Provided material:
____

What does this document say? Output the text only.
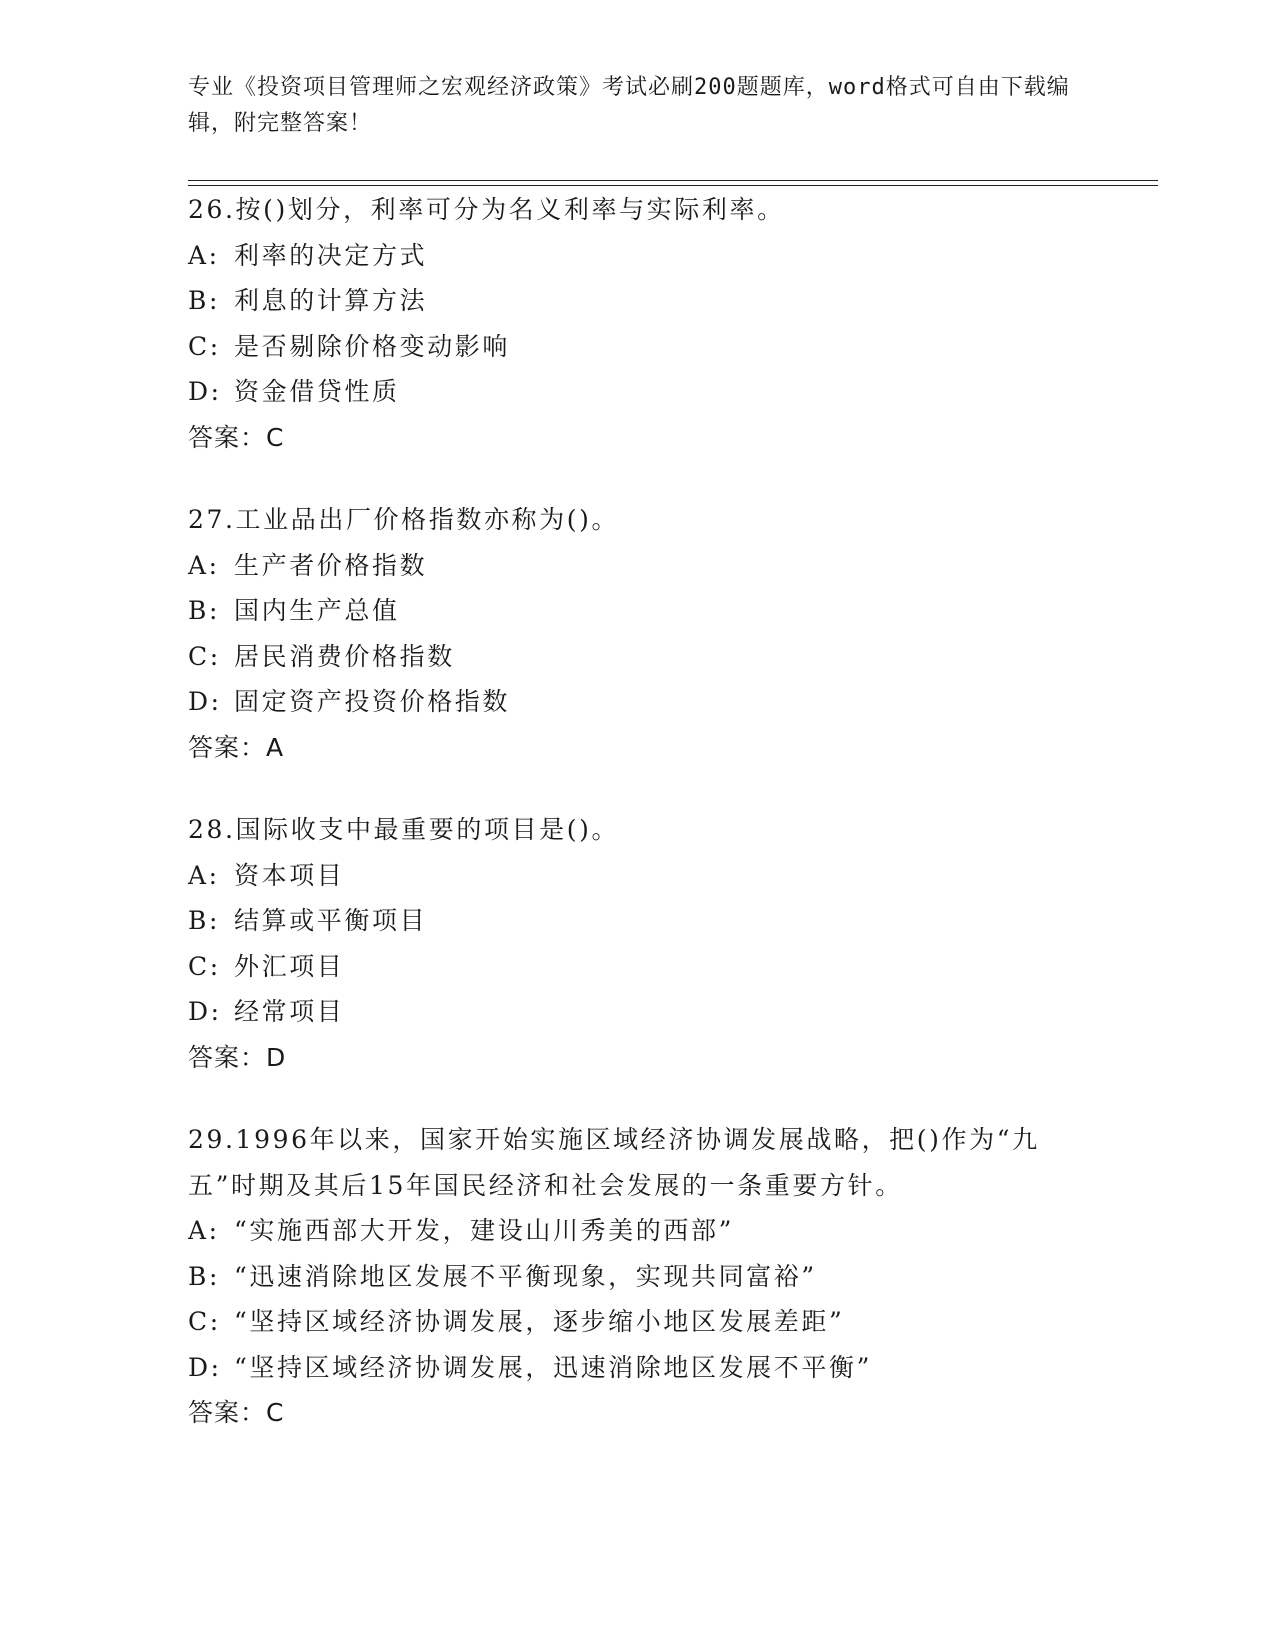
专业《投资项目管理师之宏观经济政策》考试必刷200题题库，word格式可自由下载编辑，附完整答案！
26.按()划分，利率可分为名义利率与实际利率。
A: 利率的决定方式
B: 利息的计算方法
C: 是否剔除价格变动影响
D: 资金借贷性质
答案：C
27.工业品出厂价格指数亦称为()。
A: 生产者价格指数
B: 国内生产总值
C: 居民消费价格指数
D: 固定资产投资价格指数
答案：A
28.国际收支中最重要的项目是()。
A: 资本项目
B: 结算或平衡项目
C: 外汇项目
D: 经常项目
答案：D
29.1996年以来，国家开始实施区域经济协调发展战略，把()作为“九五”时期及其后15年国民经济和社会发展的一条重要方针。
A: “实施西部大开发，建设山川秀美的西部”
B: “迅速消除地区发展不平衡现象，实现共同富裕”
C: “坚持区域经济协调发展，逐步缩小地区发展差距”
D: “坚持区域经济协调发展，迅速消除地区发展不平衡”
答案：C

____

The request: Repeat the material above in full and exactly, apart from the pictures.

Result of this task:
What does this document say? Output the text only.
专业《投资项目管理师之宏观经济政策》考试必刷200题题库，word格式可自由下载编辑，附完整答案！
26.按()划分，利率可分为名义利率与实际利率。
A: 利率的决定方式
B: 利息的计算方法
C: 是否剔除价格变动影响
D: 资金借贷性质
答案：C
27.工业品出厂价格指数亦称为()。
A: 生产者价格指数
B: 国内生产总值
C: 居民消费价格指数
D: 固定资产投资价格指数
答案：A
28.国际收支中最重要的项目是()。
A: 资本项目
B: 结算或平衡项目
C: 外汇项目
D: 经常项目
答案：D
29.1996年以来，国家开始实施区域经济协调发展战略，把()作为“九五”时期及其后15年国民经济和社会发展的一条重要方针。
A: “实施西部大开发，建设山川秀美的西部”
B: “迅速消除地区发展不平衡现象，实现共同富裕”
C: “坚持区域经济协调发展，逐步缩小地区发展差距”
D: “坚持区域经济协调发展，迅速消除地区发展不平衡”
答案：C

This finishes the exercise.